[Stored data]
^^^^^^^^
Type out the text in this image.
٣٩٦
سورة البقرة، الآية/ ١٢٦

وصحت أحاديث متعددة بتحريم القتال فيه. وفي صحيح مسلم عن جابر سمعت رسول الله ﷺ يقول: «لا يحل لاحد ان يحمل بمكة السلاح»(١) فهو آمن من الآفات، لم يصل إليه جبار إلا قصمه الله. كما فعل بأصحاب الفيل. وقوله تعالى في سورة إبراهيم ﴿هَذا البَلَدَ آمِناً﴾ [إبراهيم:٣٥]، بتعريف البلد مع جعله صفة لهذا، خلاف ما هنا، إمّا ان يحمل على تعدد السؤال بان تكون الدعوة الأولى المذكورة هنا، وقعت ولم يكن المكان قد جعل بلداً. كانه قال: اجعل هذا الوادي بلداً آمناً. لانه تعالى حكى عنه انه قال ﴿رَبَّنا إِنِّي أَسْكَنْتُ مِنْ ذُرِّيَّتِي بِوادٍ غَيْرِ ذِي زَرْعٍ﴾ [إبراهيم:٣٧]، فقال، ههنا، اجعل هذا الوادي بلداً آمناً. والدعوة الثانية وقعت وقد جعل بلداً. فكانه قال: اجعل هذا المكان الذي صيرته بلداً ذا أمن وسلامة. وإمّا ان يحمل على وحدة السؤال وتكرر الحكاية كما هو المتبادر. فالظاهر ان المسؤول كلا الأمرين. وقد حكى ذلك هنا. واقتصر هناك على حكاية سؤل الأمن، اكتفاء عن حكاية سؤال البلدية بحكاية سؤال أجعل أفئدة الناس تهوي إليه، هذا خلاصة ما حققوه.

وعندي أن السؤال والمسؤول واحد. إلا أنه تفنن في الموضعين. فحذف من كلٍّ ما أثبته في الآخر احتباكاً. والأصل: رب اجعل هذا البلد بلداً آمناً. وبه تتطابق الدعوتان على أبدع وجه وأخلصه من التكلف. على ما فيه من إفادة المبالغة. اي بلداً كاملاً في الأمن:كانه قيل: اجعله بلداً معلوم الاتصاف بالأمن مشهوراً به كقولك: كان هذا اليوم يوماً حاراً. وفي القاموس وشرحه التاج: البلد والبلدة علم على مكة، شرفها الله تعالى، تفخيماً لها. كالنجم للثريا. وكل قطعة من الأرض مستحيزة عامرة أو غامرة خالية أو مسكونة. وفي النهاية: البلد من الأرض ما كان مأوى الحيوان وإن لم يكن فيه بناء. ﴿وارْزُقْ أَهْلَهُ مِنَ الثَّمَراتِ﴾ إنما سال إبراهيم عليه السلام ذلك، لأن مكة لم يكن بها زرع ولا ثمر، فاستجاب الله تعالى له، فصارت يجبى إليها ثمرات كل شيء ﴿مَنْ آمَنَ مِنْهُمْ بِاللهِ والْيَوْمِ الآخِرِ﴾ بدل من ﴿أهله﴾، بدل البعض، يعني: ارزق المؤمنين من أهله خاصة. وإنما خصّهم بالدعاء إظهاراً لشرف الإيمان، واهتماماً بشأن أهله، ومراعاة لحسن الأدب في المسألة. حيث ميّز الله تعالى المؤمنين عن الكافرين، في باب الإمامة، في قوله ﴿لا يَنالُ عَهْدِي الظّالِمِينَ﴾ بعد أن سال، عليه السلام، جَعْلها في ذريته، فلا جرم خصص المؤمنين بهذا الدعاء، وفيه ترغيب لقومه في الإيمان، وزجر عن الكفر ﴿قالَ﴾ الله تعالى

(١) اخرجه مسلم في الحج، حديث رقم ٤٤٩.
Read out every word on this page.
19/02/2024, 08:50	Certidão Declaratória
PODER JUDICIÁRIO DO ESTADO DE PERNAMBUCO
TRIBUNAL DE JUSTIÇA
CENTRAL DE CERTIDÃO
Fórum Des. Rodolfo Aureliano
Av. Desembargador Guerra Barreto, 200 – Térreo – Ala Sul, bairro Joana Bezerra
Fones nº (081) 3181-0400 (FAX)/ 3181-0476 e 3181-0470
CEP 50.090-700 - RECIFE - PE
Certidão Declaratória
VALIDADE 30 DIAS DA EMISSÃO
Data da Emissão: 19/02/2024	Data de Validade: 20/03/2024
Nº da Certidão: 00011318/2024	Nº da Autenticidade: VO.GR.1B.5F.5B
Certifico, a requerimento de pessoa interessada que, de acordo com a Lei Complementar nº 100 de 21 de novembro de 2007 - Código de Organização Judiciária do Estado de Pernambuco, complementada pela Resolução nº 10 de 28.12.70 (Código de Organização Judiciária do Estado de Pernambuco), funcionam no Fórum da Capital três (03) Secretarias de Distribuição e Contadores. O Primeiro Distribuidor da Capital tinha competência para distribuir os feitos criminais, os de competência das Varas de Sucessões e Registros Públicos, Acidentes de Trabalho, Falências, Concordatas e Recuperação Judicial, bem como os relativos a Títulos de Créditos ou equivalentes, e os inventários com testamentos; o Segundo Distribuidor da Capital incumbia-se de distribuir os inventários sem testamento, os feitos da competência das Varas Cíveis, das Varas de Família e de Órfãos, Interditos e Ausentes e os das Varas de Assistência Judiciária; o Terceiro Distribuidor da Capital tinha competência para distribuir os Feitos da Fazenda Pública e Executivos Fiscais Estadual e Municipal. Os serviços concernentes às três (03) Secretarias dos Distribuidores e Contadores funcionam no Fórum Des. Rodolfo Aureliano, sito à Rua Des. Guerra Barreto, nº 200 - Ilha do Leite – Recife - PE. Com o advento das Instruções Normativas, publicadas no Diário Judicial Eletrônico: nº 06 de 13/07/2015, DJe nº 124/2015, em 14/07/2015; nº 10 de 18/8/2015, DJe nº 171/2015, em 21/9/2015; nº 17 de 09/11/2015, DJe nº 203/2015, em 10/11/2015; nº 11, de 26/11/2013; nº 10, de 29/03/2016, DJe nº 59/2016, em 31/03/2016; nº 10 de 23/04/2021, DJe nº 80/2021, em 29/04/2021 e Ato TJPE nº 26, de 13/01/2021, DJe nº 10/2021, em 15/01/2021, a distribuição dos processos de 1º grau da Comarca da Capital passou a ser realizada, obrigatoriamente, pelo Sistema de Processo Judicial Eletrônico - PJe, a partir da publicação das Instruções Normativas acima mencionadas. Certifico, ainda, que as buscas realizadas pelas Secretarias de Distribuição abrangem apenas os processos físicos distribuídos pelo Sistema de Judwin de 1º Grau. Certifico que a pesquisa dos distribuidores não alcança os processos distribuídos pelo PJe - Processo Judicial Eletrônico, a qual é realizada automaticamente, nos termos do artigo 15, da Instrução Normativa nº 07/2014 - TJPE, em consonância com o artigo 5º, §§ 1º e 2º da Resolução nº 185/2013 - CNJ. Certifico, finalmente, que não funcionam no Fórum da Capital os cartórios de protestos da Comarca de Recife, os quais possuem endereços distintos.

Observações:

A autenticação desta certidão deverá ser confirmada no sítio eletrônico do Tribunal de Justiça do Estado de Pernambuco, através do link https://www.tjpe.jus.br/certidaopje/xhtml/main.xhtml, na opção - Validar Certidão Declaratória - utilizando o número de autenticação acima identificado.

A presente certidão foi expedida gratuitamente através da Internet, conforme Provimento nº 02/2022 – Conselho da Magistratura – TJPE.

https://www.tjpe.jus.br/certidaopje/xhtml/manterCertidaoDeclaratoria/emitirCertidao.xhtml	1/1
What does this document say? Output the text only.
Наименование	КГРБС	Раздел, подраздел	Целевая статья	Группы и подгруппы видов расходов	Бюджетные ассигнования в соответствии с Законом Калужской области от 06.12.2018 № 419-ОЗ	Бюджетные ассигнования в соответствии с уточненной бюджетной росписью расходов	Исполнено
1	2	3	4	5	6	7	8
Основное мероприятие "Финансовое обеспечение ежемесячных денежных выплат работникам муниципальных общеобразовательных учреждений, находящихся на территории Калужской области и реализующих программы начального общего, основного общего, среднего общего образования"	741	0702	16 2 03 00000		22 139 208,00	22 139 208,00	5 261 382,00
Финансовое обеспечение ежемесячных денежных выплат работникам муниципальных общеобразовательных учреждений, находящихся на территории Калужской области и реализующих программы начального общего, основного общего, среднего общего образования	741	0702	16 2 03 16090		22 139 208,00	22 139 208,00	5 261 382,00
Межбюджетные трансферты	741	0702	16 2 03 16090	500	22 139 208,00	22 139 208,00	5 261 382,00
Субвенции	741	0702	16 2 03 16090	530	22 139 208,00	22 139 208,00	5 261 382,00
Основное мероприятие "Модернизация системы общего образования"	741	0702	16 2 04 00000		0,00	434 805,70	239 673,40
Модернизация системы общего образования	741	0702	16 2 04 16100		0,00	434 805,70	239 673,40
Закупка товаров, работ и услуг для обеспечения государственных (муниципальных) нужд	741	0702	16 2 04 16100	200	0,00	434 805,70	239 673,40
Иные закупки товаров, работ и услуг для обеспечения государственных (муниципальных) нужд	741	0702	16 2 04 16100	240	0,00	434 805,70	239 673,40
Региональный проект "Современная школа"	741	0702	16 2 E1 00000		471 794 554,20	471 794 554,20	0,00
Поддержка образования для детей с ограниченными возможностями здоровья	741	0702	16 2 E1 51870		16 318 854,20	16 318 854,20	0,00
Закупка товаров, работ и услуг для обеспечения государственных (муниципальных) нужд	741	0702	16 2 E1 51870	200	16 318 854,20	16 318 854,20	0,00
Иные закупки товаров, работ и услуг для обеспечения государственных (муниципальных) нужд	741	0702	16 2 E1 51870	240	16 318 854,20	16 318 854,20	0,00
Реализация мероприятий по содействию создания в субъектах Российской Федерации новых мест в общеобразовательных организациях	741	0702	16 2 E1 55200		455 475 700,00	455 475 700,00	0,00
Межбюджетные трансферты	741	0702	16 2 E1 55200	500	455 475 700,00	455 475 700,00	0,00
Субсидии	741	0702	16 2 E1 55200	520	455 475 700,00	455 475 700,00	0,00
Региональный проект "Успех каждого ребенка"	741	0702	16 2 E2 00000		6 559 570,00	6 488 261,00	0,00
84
^^^^^^^^
Work required.
Copy out each line in the listing that has the word "https".

Task response.
A autenticação desta certidão deverá ser confirmada no sítio eletrônico do Tribunal de Justiça do Estado de Pernambuco, através do link https://www.tjpe.jus.br/certidaopje/xhtml/main.xhtml, na opção - Validar Certidão Declaratória - utilizando o número de autenticação acima identificado.
https://www.tjpe.jus.br/certidaopje/xhtml/manterCertidaoDeclaratoria/emitirCertidao.xhtml	1/1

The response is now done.